# Data section
******************************
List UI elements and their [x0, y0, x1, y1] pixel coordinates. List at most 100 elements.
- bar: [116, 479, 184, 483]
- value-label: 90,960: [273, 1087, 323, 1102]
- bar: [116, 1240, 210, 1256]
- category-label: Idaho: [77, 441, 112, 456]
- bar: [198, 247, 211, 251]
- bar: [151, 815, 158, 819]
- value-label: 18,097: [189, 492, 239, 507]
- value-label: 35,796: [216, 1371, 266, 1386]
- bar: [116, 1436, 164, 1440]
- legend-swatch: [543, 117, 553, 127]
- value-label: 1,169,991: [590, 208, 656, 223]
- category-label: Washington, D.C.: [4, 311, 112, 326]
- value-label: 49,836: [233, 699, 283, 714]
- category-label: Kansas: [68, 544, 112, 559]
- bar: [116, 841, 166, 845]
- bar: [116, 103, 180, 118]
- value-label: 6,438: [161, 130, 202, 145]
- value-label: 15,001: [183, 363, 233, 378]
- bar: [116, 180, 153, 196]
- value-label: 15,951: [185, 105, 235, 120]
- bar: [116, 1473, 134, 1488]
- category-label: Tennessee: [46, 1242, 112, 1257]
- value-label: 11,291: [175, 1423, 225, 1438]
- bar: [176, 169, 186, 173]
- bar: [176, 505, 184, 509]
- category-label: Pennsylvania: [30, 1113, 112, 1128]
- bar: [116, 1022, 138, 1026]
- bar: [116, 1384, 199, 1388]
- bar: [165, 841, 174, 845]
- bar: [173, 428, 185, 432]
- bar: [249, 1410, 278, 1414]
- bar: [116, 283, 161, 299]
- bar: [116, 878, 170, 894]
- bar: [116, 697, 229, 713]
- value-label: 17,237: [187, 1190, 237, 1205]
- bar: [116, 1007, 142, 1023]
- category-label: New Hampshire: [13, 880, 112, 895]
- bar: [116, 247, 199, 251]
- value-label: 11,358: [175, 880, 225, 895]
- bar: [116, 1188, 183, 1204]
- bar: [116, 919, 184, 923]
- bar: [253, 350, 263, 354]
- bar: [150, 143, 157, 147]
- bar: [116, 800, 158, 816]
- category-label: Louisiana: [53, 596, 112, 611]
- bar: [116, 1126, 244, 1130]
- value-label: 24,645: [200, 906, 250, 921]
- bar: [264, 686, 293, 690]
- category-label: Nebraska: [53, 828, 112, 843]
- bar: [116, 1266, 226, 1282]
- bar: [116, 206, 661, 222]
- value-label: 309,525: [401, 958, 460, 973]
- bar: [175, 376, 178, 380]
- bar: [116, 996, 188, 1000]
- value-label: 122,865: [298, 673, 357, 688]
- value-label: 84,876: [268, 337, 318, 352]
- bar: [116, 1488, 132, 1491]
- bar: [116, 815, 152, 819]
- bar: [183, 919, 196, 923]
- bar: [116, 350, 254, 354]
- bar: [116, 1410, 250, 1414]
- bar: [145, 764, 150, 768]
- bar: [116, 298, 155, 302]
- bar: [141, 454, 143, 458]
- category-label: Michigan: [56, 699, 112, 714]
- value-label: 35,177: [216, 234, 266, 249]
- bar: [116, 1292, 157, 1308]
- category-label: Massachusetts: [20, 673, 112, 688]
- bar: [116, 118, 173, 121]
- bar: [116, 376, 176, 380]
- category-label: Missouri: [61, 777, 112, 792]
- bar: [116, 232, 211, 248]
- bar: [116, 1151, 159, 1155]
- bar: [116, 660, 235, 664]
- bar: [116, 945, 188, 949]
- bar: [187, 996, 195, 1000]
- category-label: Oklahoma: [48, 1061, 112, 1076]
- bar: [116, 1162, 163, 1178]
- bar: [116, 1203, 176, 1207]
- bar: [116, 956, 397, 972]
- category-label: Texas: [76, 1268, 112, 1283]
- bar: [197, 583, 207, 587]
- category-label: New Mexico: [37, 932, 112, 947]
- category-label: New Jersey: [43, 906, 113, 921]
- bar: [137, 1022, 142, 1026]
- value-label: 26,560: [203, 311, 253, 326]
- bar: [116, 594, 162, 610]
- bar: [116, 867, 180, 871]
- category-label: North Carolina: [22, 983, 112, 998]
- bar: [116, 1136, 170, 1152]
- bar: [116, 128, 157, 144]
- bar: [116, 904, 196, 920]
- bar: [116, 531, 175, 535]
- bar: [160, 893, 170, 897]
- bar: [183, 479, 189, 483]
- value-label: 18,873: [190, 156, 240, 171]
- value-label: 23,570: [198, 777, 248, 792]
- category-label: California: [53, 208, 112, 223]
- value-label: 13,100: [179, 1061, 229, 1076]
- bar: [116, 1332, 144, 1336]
******************************
Return all of the lines above verbatim, from the first line through the last, keeping their original order.

# Solution for this task
List UI elements and their [x0, y0, x1, y1] pixel coordinates. List at most 100 elements.
- bar: [116, 479, 184, 483]
- value-label: 90,960: [273, 1087, 323, 1102]
- bar: [116, 1240, 210, 1256]
- category-label: Idaho: [77, 441, 112, 456]
- bar: [198, 247, 211, 251]
- bar: [151, 815, 158, 819]
- value-label: 18,097: [189, 492, 239, 507]
- value-label: 35,796: [216, 1371, 266, 1386]
- bar: [116, 1436, 164, 1440]
- legend-swatch: [543, 117, 553, 127]
- value-label: 1,169,991: [590, 208, 656, 223]
- category-label: Washington, D.C.: [4, 311, 112, 326]
- value-label: 49,836: [233, 699, 283, 714]
- category-label: Kansas: [68, 544, 112, 559]
- bar: [116, 841, 166, 845]
- bar: [116, 103, 180, 118]
- value-label: 6,438: [161, 130, 202, 145]
- value-label: 15,001: [183, 363, 233, 378]
- bar: [116, 180, 153, 196]
- value-label: 15,951: [185, 105, 235, 120]
- bar: [116, 1473, 134, 1488]
- category-label: Tennessee: [46, 1242, 112, 1257]
- value-label: 11,291: [175, 1423, 225, 1438]
- bar: [176, 169, 186, 173]
- bar: [176, 505, 184, 509]
- category-label: Pennsylvania: [30, 1113, 112, 1128]
- bar: [116, 1022, 138, 1026]
- bar: [116, 1384, 199, 1388]
- bar: [165, 841, 174, 845]
- bar: [173, 428, 185, 432]
- bar: [249, 1410, 278, 1414]
- bar: [116, 283, 161, 299]
- bar: [116, 878, 170, 894]
- bar: [116, 697, 229, 713]
- value-label: 17,237: [187, 1190, 237, 1205]
- bar: [116, 1007, 142, 1023]
- category-label: New Hampshire: [13, 880, 112, 895]
- bar: [116, 247, 199, 251]
- value-label: 11,358: [175, 880, 225, 895]
- bar: [116, 1188, 183, 1204]
- bar: [116, 919, 184, 923]
- bar: [253, 350, 263, 354]
- bar: [150, 143, 157, 147]
- bar: [116, 800, 158, 816]
- category-label: Louisiana: [53, 596, 112, 611]
- bar: [116, 1126, 244, 1130]
- value-label: 24,645: [200, 906, 250, 921]
- bar: [264, 686, 293, 690]
- category-label: Nebraska: [53, 828, 112, 843]
- bar: [116, 1266, 226, 1282]
- bar: [116, 206, 661, 222]
- value-label: 309,525: [401, 958, 460, 973]
- bar: [175, 376, 178, 380]
- bar: [116, 996, 188, 1000]
- value-label: 122,865: [298, 673, 357, 688]
- value-label: 84,876: [268, 337, 318, 352]
- bar: [116, 1488, 132, 1491]
- bar: [116, 815, 152, 819]
- bar: [183, 919, 196, 923]
- bar: [116, 350, 254, 354]
- bar: [116, 1410, 250, 1414]
- bar: [145, 764, 150, 768]
- bar: [116, 298, 155, 302]
- bar: [141, 454, 143, 458]
- category-label: Michigan: [56, 699, 112, 714]
- value-label: 35,177: [216, 234, 266, 249]
- bar: [116, 1292, 157, 1308]
- category-label: Massachusetts: [20, 673, 112, 688]
- bar: [116, 118, 173, 121]
- bar: [116, 376, 176, 380]
- category-label: Missouri: [61, 777, 112, 792]
- bar: [116, 232, 211, 248]
- bar: [116, 1151, 159, 1155]
- bar: [116, 660, 235, 664]
- bar: [116, 945, 188, 949]
- bar: [187, 996, 195, 1000]
- category-label: Oklahoma: [48, 1061, 112, 1076]
- bar: [116, 1162, 163, 1178]
- bar: [116, 1203, 176, 1207]
- bar: [116, 956, 397, 972]
- category-label: Texas: [76, 1268, 112, 1283]
- bar: [197, 583, 207, 587]
- category-label: New Mexico: [37, 932, 112, 947]
- category-label: New Jersey: [43, 906, 113, 921]
- bar: [137, 1022, 142, 1026]
- value-label: 26,560: [203, 311, 253, 326]
- bar: [116, 594, 162, 610]
- bar: [116, 867, 180, 871]
- category-label: North Carolina: [22, 983, 112, 998]
- bar: [116, 1136, 170, 1152]
- bar: [116, 128, 157, 144]
- bar: [116, 904, 196, 920]
- bar: [116, 531, 175, 535]
- bar: [160, 893, 170, 897]
- bar: [183, 479, 189, 483]
- value-label: 18,873: [190, 156, 240, 171]
- value-label: 23,570: [198, 777, 248, 792]
- category-label: California: [53, 208, 112, 223]
- value-label: 13,100: [179, 1061, 229, 1076]
- bar: [116, 1332, 144, 1336]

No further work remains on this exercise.